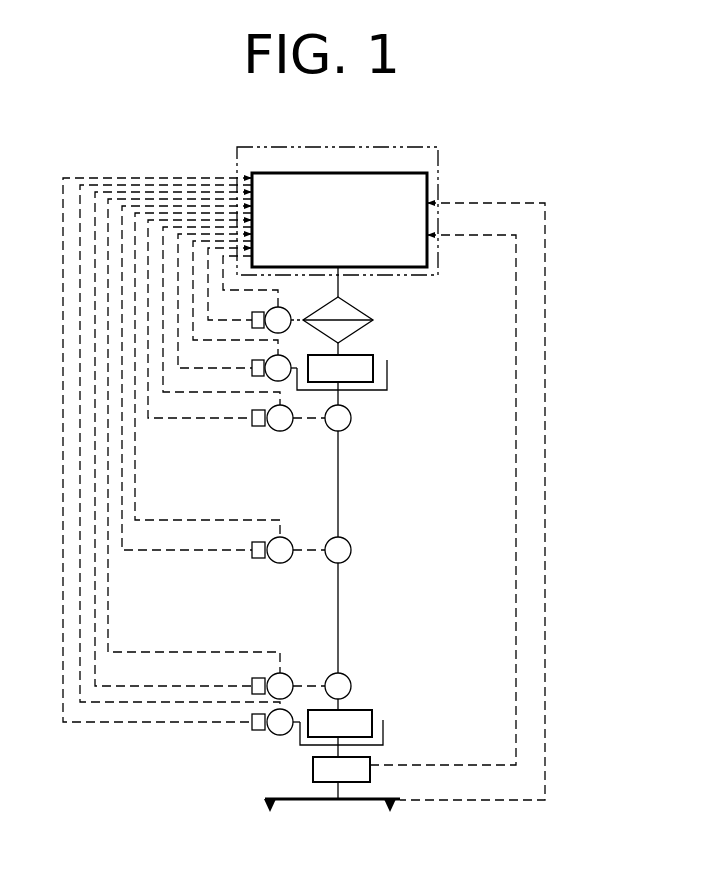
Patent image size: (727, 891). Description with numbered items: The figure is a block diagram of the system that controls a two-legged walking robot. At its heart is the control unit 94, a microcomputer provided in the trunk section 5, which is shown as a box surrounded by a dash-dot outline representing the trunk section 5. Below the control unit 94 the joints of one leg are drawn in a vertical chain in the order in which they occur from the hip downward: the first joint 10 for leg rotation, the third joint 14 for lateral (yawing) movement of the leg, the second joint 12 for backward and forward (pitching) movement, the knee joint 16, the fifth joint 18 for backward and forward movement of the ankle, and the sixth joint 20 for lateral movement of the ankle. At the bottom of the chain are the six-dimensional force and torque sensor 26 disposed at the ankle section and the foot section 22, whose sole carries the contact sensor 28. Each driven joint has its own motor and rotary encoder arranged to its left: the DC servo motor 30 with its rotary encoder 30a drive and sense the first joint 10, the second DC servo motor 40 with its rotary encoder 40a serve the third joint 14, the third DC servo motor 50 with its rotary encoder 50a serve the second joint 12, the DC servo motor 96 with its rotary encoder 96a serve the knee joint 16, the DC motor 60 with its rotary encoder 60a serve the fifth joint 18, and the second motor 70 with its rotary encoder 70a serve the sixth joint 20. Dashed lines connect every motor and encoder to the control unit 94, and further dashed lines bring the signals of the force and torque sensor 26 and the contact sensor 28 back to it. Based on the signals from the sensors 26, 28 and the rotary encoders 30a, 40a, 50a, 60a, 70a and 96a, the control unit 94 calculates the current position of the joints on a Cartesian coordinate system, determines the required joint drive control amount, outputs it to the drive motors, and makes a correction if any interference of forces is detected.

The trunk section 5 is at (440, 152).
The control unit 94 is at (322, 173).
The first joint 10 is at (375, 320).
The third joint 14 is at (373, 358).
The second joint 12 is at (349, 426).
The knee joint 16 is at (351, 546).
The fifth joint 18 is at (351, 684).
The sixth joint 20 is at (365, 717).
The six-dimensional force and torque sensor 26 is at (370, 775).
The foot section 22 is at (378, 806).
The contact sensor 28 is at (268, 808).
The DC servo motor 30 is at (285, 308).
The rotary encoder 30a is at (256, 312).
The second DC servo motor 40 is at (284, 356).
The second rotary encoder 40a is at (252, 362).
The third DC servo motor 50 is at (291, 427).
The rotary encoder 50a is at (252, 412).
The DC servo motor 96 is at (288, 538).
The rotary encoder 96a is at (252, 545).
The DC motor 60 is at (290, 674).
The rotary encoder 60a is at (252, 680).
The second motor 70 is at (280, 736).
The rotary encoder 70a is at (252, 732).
========================================================================
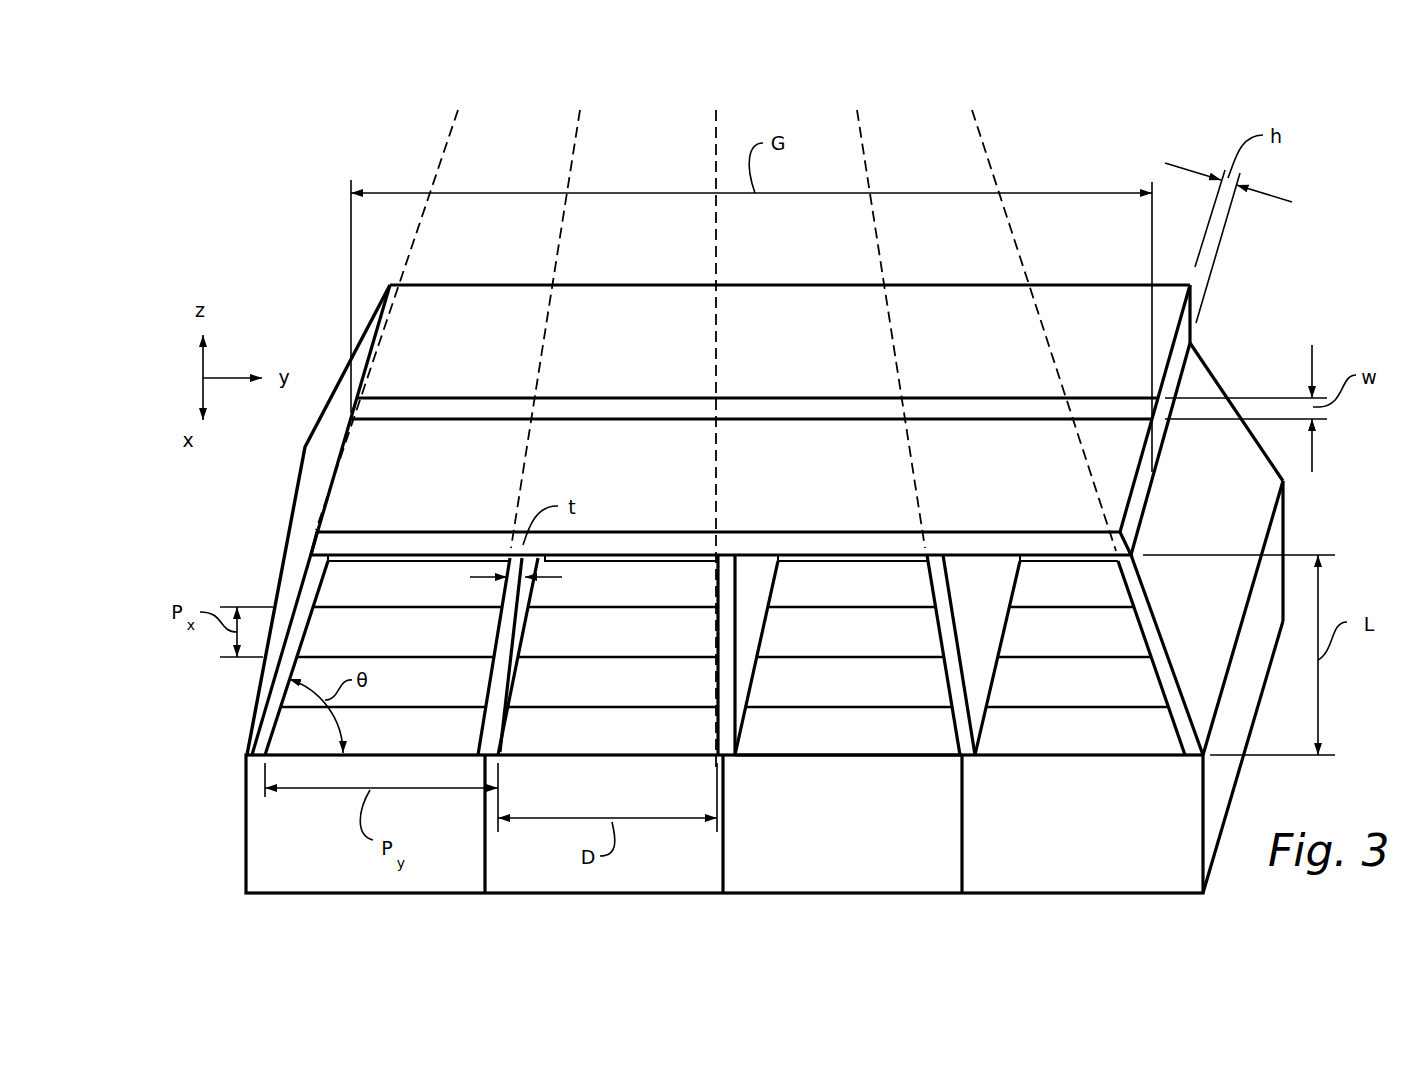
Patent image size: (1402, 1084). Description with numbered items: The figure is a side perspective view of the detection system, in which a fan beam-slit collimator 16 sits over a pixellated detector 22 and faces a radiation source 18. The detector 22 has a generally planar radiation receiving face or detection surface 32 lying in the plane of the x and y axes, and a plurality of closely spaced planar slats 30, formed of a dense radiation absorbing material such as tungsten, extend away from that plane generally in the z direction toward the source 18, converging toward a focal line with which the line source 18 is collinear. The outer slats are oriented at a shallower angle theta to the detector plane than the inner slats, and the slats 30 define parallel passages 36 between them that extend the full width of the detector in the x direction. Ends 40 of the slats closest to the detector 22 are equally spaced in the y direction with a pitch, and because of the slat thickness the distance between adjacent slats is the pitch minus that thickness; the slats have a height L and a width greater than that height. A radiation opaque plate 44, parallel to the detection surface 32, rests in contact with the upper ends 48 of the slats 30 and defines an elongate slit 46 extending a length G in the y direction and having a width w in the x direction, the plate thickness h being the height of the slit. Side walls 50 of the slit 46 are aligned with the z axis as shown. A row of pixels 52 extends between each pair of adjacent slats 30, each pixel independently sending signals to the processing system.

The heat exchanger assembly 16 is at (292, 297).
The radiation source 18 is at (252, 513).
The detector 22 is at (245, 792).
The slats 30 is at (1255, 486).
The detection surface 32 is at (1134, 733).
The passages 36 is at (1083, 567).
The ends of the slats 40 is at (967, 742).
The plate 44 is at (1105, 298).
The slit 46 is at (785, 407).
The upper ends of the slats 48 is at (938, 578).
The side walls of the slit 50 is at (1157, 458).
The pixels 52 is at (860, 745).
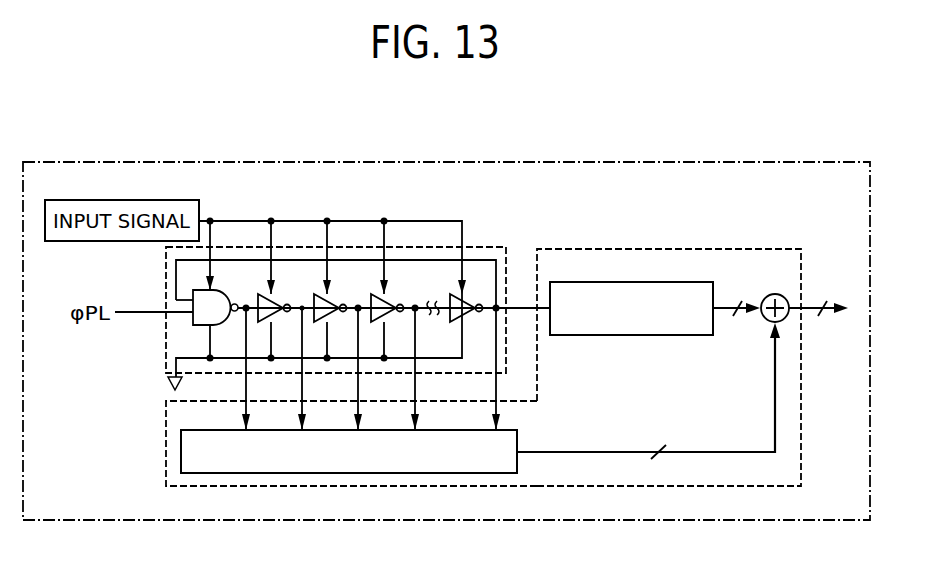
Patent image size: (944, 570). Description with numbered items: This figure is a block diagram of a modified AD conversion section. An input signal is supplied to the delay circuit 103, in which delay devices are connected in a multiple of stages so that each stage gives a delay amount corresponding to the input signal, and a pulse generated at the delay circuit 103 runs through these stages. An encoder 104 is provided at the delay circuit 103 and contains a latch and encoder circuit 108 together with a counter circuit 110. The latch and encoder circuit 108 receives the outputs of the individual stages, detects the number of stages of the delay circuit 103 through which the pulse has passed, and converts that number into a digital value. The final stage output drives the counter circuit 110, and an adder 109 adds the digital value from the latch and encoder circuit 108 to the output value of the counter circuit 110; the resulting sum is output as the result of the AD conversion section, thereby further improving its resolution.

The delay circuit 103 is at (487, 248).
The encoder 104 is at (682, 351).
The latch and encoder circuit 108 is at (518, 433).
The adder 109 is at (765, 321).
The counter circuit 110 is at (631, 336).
========================================================================
Quote everything in the records from the line containing "Patent image size: (944, 570)." down to the line containing "The counter circuit 110 is at (631, 336).", with both of those lines included.

Patent image size: (944, 570). Description with numbered items: This figure is a block diagram of a modified AD conversion section. An input signal is supplied to the delay circuit 103, in which delay devices are connected in a multiple of stages so that each stage gives a delay amount corresponding to the input signal, and a pulse generated at the delay circuit 103 runs through these stages. An encoder 104 is provided at the delay circuit 103 and contains a latch and encoder circuit 108 together with a counter circuit 110. The latch and encoder circuit 108 receives the outputs of the individual stages, detects the number of stages of the delay circuit 103 through which the pulse has passed, and converts that number into a digital value. The final stage output drives the counter circuit 110, and an adder 109 adds the digital value from the latch and encoder circuit 108 to the output value of the counter circuit 110; the resulting sum is output as the result of the AD conversion section, thereby further improving its resolution.

The delay circuit 103 is at (487, 248).
The encoder 104 is at (682, 351).
The latch and encoder circuit 108 is at (518, 433).
The adder 109 is at (765, 321).
The counter circuit 110 is at (631, 336).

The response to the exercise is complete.